__Problem__: Where the string "system" occurs in the material below, report the whole line.
################
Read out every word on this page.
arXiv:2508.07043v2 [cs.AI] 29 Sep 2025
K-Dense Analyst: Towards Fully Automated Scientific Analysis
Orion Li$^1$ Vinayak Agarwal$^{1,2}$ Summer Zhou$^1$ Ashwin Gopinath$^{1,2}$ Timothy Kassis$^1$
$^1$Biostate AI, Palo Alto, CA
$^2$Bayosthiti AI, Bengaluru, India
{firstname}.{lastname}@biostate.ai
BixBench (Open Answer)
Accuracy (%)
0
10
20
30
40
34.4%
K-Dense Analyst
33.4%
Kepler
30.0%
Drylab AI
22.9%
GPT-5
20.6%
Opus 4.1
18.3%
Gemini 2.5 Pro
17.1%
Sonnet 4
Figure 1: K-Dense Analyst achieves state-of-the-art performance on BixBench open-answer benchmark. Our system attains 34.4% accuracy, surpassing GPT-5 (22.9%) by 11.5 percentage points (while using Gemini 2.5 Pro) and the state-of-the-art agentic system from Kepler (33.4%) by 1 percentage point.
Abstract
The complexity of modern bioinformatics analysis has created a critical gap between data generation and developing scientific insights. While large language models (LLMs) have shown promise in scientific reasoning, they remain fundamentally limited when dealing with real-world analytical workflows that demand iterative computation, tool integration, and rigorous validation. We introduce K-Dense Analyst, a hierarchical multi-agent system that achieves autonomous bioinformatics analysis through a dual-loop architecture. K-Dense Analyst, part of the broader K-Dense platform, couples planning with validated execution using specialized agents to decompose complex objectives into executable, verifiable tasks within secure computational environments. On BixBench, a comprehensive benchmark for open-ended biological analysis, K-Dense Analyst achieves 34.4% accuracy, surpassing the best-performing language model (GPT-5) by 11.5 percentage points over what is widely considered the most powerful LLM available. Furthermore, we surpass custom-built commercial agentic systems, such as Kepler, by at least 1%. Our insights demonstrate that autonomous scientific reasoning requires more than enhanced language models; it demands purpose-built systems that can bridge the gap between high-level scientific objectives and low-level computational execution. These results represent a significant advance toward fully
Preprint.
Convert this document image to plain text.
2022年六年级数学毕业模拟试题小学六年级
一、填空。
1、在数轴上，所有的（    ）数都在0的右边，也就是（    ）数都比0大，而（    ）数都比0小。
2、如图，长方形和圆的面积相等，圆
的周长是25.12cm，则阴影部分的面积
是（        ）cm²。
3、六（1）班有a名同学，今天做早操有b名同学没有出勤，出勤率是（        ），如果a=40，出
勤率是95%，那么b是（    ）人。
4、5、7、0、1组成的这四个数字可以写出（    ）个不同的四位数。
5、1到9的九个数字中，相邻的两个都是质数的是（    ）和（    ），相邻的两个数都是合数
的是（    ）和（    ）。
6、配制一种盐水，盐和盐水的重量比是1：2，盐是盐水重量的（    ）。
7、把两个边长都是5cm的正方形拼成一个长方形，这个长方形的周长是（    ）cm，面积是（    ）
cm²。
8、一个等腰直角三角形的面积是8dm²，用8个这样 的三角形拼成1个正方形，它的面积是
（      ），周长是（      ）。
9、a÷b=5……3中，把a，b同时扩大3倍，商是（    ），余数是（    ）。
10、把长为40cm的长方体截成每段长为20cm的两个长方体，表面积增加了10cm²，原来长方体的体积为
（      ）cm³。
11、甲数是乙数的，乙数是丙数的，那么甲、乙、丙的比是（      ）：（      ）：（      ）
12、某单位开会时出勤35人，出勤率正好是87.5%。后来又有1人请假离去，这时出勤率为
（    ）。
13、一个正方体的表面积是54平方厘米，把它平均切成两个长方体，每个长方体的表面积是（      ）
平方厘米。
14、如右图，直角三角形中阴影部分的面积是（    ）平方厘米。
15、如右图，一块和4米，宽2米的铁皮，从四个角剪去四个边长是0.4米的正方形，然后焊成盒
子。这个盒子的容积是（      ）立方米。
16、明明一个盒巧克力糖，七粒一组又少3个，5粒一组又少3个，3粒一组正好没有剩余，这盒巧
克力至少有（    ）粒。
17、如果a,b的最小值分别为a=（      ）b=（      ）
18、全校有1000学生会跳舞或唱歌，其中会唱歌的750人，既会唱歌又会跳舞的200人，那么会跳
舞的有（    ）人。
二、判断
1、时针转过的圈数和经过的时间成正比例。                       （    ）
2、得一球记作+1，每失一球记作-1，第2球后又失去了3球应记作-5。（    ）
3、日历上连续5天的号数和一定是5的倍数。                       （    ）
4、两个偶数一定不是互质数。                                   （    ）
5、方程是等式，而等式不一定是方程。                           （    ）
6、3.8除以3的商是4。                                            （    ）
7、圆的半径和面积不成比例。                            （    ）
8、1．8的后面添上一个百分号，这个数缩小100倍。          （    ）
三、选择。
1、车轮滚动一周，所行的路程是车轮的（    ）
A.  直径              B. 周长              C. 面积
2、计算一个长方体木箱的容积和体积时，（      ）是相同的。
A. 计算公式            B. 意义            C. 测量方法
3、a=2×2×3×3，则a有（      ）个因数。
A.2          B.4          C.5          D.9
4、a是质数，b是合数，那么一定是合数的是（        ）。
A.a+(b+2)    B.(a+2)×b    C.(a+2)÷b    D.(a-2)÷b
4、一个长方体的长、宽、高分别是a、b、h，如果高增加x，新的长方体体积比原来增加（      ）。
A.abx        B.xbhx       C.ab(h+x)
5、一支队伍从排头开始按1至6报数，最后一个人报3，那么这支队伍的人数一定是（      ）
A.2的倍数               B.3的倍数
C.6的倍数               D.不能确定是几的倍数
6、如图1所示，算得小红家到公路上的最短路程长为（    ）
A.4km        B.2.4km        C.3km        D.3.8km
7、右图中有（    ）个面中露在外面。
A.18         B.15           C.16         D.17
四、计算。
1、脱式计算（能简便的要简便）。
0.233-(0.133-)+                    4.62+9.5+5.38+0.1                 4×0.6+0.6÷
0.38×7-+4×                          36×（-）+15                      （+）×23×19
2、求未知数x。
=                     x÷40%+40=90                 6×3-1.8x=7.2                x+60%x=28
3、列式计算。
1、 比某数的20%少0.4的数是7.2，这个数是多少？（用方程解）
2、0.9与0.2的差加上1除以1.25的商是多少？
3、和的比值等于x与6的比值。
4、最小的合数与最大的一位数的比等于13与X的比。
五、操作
################
__Task answer__:
Figure 1: K-Dense Analyst achieves state-of-the-art performance on BixBench open-answer benchmark. Our system attains 34.4% accuracy, surpassing GPT-5 (22.9%) by 11.5 percentage points (while using Gemini 2.5 Pro) and the state-of-the-art agentic system from Kepler (33.4%) by 1 percentage point.
The complexity of modern bioinformatics analysis has created a critical gap between data generation and developing scientific insights. While large language models (LLMs) have shown promise in scientific reasoning, they remain fundamentally limited when dealing with real-world analytical workflows that demand iterative computation, tool integration, and rigorous validation. We introduce K-Dense Analyst, a hierarchical multi-agent system that achieves autonomous bioinformatics analysis through a dual-loop architecture. K-Dense Analyst, part of the broader K-Dense platform, couples planning with validated execution using specialized agents to decompose complex objectives into executable, verifiable tasks within secure computational environments. On BixBench, a comprehensive benchmark for open-ended biological analysis, K-Dense Analyst achieves 34.4% accuracy, surpassing the best-performing language model (GPT-5) by 11.5 percentage points over what is widely considered the most powerful LLM available. Furthermore, we surpass custom-built commercial agentic systems, such as Kepler, by at least 1%. Our insights demonstrate that autonomous scientific reasoning requires more than enhanced language models; it demands purpose-built systems that can bridge the gap between high-level scientific objectives and low-level computational execution. These results represent a significant advance toward fully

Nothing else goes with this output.